:: Supplied records ::

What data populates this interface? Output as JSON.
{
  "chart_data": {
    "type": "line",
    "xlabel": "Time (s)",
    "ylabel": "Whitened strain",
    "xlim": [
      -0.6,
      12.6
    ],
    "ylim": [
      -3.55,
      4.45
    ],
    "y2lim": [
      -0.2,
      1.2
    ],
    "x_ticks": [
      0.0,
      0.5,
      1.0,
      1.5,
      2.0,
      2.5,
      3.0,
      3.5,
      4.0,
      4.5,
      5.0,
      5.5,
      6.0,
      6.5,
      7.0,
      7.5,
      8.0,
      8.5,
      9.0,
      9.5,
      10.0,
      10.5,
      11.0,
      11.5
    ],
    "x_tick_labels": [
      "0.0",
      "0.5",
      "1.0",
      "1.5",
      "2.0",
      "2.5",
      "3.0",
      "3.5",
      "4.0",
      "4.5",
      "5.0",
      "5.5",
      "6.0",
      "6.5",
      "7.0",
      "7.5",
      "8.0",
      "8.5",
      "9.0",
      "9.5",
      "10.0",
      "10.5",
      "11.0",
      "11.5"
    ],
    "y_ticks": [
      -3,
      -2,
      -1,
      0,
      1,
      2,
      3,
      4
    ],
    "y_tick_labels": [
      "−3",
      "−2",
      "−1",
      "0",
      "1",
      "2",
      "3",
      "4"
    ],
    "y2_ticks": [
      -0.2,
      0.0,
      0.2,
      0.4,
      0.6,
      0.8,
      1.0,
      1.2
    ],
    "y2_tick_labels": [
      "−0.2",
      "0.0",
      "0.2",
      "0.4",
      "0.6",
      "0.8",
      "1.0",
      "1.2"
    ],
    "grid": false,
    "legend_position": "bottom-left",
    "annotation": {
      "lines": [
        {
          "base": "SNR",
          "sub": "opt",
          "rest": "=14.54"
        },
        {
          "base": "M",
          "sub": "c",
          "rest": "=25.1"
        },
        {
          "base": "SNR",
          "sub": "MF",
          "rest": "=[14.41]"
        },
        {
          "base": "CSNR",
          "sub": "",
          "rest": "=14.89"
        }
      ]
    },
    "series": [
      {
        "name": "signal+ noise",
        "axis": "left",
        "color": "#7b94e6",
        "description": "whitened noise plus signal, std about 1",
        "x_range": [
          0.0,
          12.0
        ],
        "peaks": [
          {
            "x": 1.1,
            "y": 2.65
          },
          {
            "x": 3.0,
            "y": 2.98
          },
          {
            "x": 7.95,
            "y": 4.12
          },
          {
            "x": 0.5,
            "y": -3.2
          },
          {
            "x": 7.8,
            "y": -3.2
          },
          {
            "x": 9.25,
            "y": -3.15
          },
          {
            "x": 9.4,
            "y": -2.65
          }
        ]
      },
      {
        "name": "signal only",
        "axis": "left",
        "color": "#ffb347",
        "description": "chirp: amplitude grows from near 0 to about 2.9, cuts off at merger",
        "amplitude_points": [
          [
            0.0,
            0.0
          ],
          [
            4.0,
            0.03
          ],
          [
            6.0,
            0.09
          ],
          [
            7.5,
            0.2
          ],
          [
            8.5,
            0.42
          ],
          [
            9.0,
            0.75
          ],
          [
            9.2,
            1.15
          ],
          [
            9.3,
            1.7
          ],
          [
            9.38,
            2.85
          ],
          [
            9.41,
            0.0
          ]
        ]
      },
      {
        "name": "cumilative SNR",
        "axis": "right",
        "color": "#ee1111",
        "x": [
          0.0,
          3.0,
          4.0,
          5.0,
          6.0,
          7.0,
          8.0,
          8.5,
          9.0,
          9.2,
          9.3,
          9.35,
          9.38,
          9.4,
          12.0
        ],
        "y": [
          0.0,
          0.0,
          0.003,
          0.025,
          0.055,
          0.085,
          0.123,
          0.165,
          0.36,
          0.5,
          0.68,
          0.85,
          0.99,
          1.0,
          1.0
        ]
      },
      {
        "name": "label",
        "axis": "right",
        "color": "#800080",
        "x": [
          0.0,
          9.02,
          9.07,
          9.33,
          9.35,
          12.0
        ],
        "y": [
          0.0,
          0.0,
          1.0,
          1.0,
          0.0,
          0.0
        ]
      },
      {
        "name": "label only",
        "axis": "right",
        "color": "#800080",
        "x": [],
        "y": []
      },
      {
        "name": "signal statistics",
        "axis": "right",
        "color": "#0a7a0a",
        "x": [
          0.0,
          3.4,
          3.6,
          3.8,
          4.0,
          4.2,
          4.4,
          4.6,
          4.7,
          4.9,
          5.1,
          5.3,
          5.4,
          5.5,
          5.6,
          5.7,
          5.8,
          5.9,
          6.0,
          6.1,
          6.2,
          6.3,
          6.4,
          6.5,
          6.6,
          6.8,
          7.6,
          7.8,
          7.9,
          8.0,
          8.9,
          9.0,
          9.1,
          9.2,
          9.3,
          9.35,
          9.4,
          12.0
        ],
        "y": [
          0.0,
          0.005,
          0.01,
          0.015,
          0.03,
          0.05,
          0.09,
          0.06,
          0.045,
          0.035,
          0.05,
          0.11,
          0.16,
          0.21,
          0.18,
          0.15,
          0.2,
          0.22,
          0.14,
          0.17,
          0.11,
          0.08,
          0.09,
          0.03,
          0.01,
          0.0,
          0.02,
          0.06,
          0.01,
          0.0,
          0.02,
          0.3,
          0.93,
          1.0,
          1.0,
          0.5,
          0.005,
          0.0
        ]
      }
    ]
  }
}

:::

> [To be done]
Print every record above exactly as written.

> [Answer below]
What data populates this interface? Output as JSON.
{
  "chart_data": {
    "type": "line",
    "xlabel": "Time (s)",
    "ylabel": "Whitened strain",
    "xlim": [
      -0.6,
      12.6
    ],
    "ylim": [
      -3.55,
      4.45
    ],
    "y2lim": [
      -0.2,
      1.2
    ],
    "x_ticks": [
      0.0,
      0.5,
      1.0,
      1.5,
      2.0,
      2.5,
      3.0,
      3.5,
      4.0,
      4.5,
      5.0,
      5.5,
      6.0,
      6.5,
      7.0,
      7.5,
      8.0,
      8.5,
      9.0,
      9.5,
      10.0,
      10.5,
      11.0,
      11.5
    ],
    "x_tick_labels": [
      "0.0",
      "0.5",
      "1.0",
      "1.5",
      "2.0",
      "2.5",
      "3.0",
      "3.5",
      "4.0",
      "4.5",
      "5.0",
      "5.5",
      "6.0",
      "6.5",
      "7.0",
      "7.5",
      "8.0",
      "8.5",
      "9.0",
      "9.5",
      "10.0",
      "10.5",
      "11.0",
      "11.5"
    ],
    "y_ticks": [
      -3,
      -2,
      -1,
      0,
      1,
      2,
      3,
      4
    ],
    "y_tick_labels": [
      "−3",
      "−2",
      "−1",
      "0",
      "1",
      "2",
      "3",
      "4"
    ],
    "y2_ticks": [
      -0.2,
      0.0,
      0.2,
      0.4,
      0.6,
      0.8,
      1.0,
      1.2
    ],
    "y2_tick_labels": [
      "−0.2",
      "0.0",
      "0.2",
      "0.4",
      "0.6",
      "0.8",
      "1.0",
      "1.2"
    ],
    "grid": false,
    "legend_position": "bottom-left",
    "annotation": {
      "lines": [
        {
          "base": "SNR",
          "sub": "opt",
          "rest": "=14.54"
        },
        {
          "base": "M",
          "sub": "c",
          "rest": "=25.1"
        },
        {
          "base": "SNR",
          "sub": "MF",
          "rest": "=[14.41]"
        },
        {
          "base": "CSNR",
          "sub": "",
          "rest": "=14.89"
        }
      ]
    },
    "series": [
      {
        "name": "signal+ noise",
        "axis": "left",
        "color": "#7b94e6",
        "description": "whitened noise plus signal, std about 1",
        "x_range": [
          0.0,
          12.0
        ],
        "peaks": [
          {
            "x": 1.1,
            "y": 2.65
          },
          {
            "x": 3.0,
            "y": 2.98
          },
          {
            "x": 7.95,
            "y": 4.12
          },
          {
            "x": 0.5,
            "y": -3.2
          },
          {
            "x": 7.8,
            "y": -3.2
          },
          {
            "x": 9.25,
            "y": -3.15
          },
          {
            "x": 9.4,
            "y": -2.65
          }
        ]
      },
      {
        "name": "signal only",
        "axis": "left",
        "color": "#ffb347",
        "description": "chirp: amplitude grows from near 0 to about 2.9, cuts off at merger",
        "amplitude_points": [
          [
            0.0,
            0.0
          ],
          [
            4.0,
            0.03
          ],
          [
            6.0,
            0.09
          ],
          [
            7.5,
            0.2
          ],
          [
            8.5,
            0.42
          ],
          [
            9.0,
            0.75
          ],
          [
            9.2,
            1.15
          ],
          [
            9.3,
            1.7
          ],
          [
            9.38,
            2.85
          ],
          [
            9.41,
            0.0
          ]
        ]
      },
      {
        "name": "cumilative SNR",
        "axis": "right",
        "color": "#ee1111",
        "x": [
          0.0,
          3.0,
          4.0,
          5.0,
          6.0,
          7.0,
          8.0,
          8.5,
          9.0,
          9.2,
          9.3,
          9.35,
          9.38,
          9.4,
          12.0
        ],
        "y": [
          0.0,
          0.0,
          0.003,
          0.025,
          0.055,
          0.085,
          0.123,
          0.165,
          0.36,
          0.5,
          0.68,
          0.85,
          0.99,
          1.0,
          1.0
        ]
      },
      {
        "name": "label",
        "axis": "right",
        "color": "#800080",
        "x": [
          0.0,
          9.02,
          9.07,
          9.33,
          9.35,
          12.0
        ],
        "y": [
          0.0,
          0.0,
          1.0,
          1.0,
          0.0,
          0.0
        ]
      },
      {
        "name": "label only",
        "axis": "right",
        "color": "#800080",
        "x": [],
        "y": []
      },
      {
        "name": "signal statistics",
        "axis": "right",
        "color": "#0a7a0a",
        "x": [
          0.0,
          3.4,
          3.6,
          3.8,
          4.0,
          4.2,
          4.4,
          4.6,
          4.7,
          4.9,
          5.1,
          5.3,
          5.4,
          5.5,
          5.6,
          5.7,
          5.8,
          5.9,
          6.0,
          6.1,
          6.2,
          6.3,
          6.4,
          6.5,
          6.6,
          6.8,
          7.6,
          7.8,
          7.9,
          8.0,
          8.9,
          9.0,
          9.1,
          9.2,
          9.3,
          9.35,
          9.4,
          12.0
        ],
        "y": [
          0.0,
          0.005,
          0.01,
          0.015,
          0.03,
          0.05,
          0.09,
          0.06,
          0.045,
          0.035,
          0.05,
          0.11,
          0.16,
          0.21,
          0.18,
          0.15,
          0.2,
          0.22,
          0.14,
          0.17,
          0.11,
          0.08,
          0.09,
          0.03,
          0.01,
          0.0,
          0.02,
          0.06,
          0.01,
          0.0,
          0.02,
          0.3,
          0.93,
          1.0,
          1.0,
          0.5,
          0.005,
          0.0
        ]
      }
    ]
  }
}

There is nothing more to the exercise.